> Provided entries:
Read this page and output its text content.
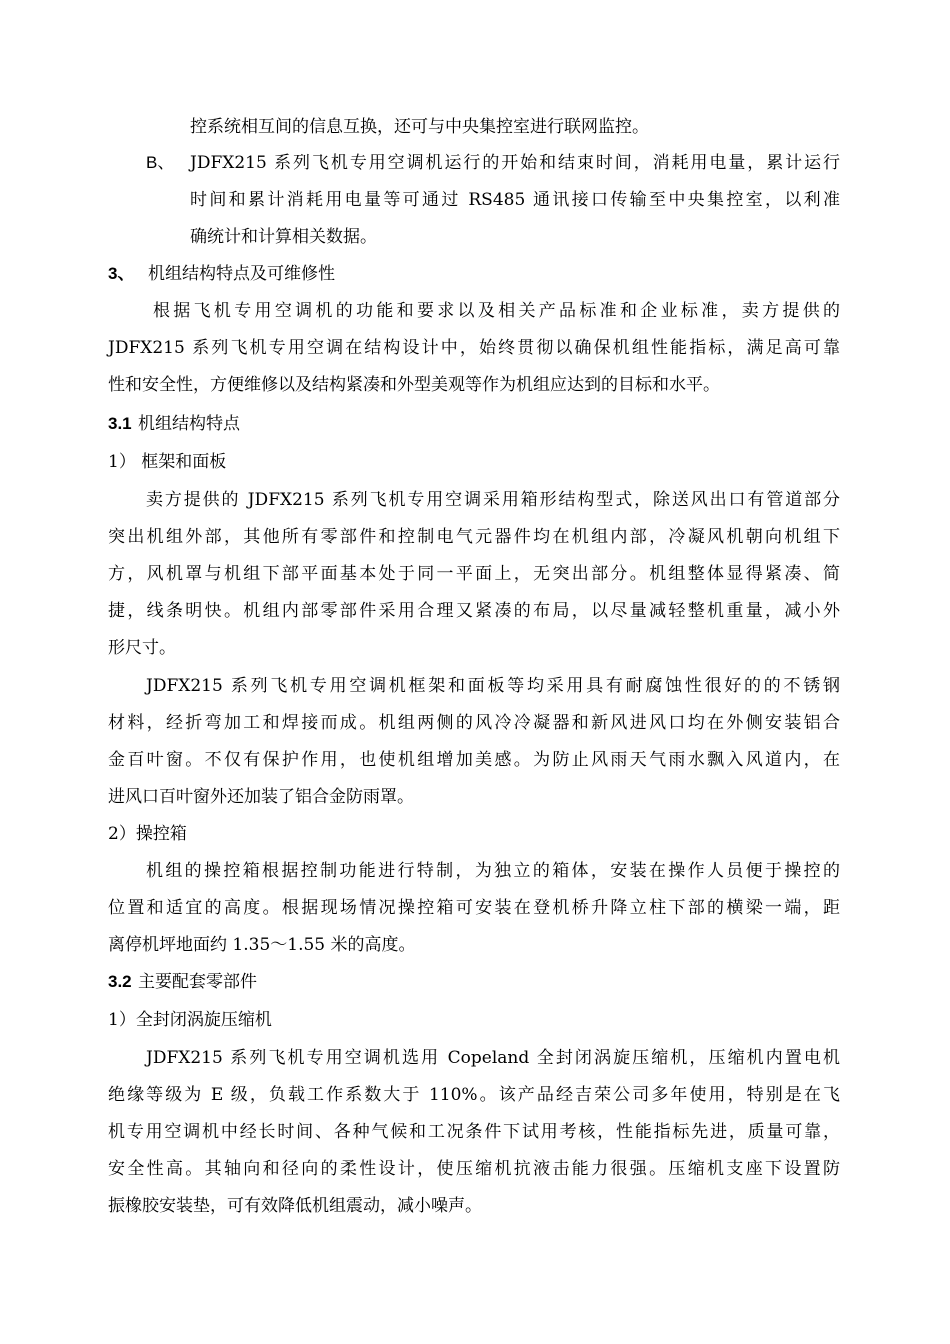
控系统相互间的信息互换，还可与中央集控室进行联网监控。
B、 JDFX215 系列飞机专用空调机运行的开始和结束时间，消耗用电量，累计运行
时间和累计消耗用电量等可通过 RS485 通讯接口传输至中央集控室，以利准
确统计和计算相关数据。
3、 机组结构特点及可维修性
根据飞机专用空调机的功能和要求以及相关产品标准和企业标准，卖方提供的
JDFX215 系列飞机专用空调在结构设计中，始终贯彻以确保机组性能指标，满足高可靠
性和安全性，方便维修以及结构紧凑和外型美观等作为机组应达到的目标和水平。
3.1 机组结构特点
1） 框架和面板
卖方提供的 JDFX215 系列飞机专用空调采用箱形结构型式，除送风出口有管道部分
突出机组外部，其他所有零部件和控制电气元器件均在机组内部，冷凝风机朝向机组下
方，风机罩与机组下部平面基本处于同一平面上，无突出部分。机组整体显得紧凑、简
捷，线条明快。机组内部零部件采用合理又紧凑的布局，以尽量减轻整机重量，减小外
形尺寸。
JDFX215 系列飞机专用空调机框架和面板等均采用具有耐腐蚀性很好的的不锈钢
材料，经折弯加工和焊接而成。机组两侧的风冷冷凝器和新风进风口均在外侧安装铝合
金百叶窗。不仅有保护作用，也使机组增加美感。为防止风雨天气雨水飘入风道内，在
进风口百叶窗外还加装了铝合金防雨罩。
2）操控箱
机组的操控箱根据控制功能进行特制，为独立的箱体，安装在操作人员便于操控的
位置和适宜的高度。根据现场情况操控箱可安装在登机桥升降立柱下部的横梁一端，距
离停机坪地面约 1.35～1.55 米的高度。
3.2 主要配套零部件
1）全封闭涡旋压缩机
JDFX215 系列飞机专用空调机选用 Copeland 全封闭涡旋压缩机，压缩机内置电机
绝缘等级为 E 级，负载工作系数大于 110%。该产品经吉荣公司多年使用，特别是在飞
机专用空调机中经长时间、各种气候和工况条件下试用考核，性能指标先进，质量可靠，
安全性高。其轴向和径向的柔性设计，使压缩机抗液击能力很强。压缩机支座下设置防
振橡胶安装垫，可有效降低机组震动，减小噪声。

> Set task: Transcribe the listing in full and omit the pictures.

> Problem solution:
Read this page and output its text content.
控系统相互间的信息互换，还可与中央集控室进行联网监控。
B、 JDFX215 系列飞机专用空调机运行的开始和结束时间，消耗用电量，累计运行
时间和累计消耗用电量等可通过 RS485 通讯接口传输至中央集控室，以利准
确统计和计算相关数据。
3、 机组结构特点及可维修性
根据飞机专用空调机的功能和要求以及相关产品标准和企业标准，卖方提供的
JDFX215 系列飞机专用空调在结构设计中，始终贯彻以确保机组性能指标，满足高可靠
性和安全性，方便维修以及结构紧凑和外型美观等作为机组应达到的目标和水平。
3.1 机组结构特点
1） 框架和面板
卖方提供的 JDFX215 系列飞机专用空调采用箱形结构型式，除送风出口有管道部分
突出机组外部，其他所有零部件和控制电气元器件均在机组内部，冷凝风机朝向机组下
方，风机罩与机组下部平面基本处于同一平面上，无突出部分。机组整体显得紧凑、简
捷，线条明快。机组内部零部件采用合理又紧凑的布局，以尽量减轻整机重量，减小外
形尺寸。
JDFX215 系列飞机专用空调机框架和面板等均采用具有耐腐蚀性很好的的不锈钢
材料，经折弯加工和焊接而成。机组两侧的风冷冷凝器和新风进风口均在外侧安装铝合
金百叶窗。不仅有保护作用，也使机组增加美感。为防止风雨天气雨水飘入风道内，在
进风口百叶窗外还加装了铝合金防雨罩。
2）操控箱
机组的操控箱根据控制功能进行特制，为独立的箱体，安装在操作人员便于操控的
位置和适宜的高度。根据现场情况操控箱可安装在登机桥升降立柱下部的横梁一端，距
离停机坪地面约 1.35～1.55 米的高度。
3.2 主要配套零部件
1）全封闭涡旋压缩机
JDFX215 系列飞机专用空调机选用 Copeland 全封闭涡旋压缩机，压缩机内置电机
绝缘等级为 E 级，负载工作系数大于 110%。该产品经吉荣公司多年使用，特别是在飞
机专用空调机中经长时间、各种气候和工况条件下试用考核，性能指标先进，质量可靠，
安全性高。其轴向和径向的柔性设计，使压缩机抗液击能力很强。压缩机支座下设置防
振橡胶安装垫，可有效降低机组震动，减小噪声。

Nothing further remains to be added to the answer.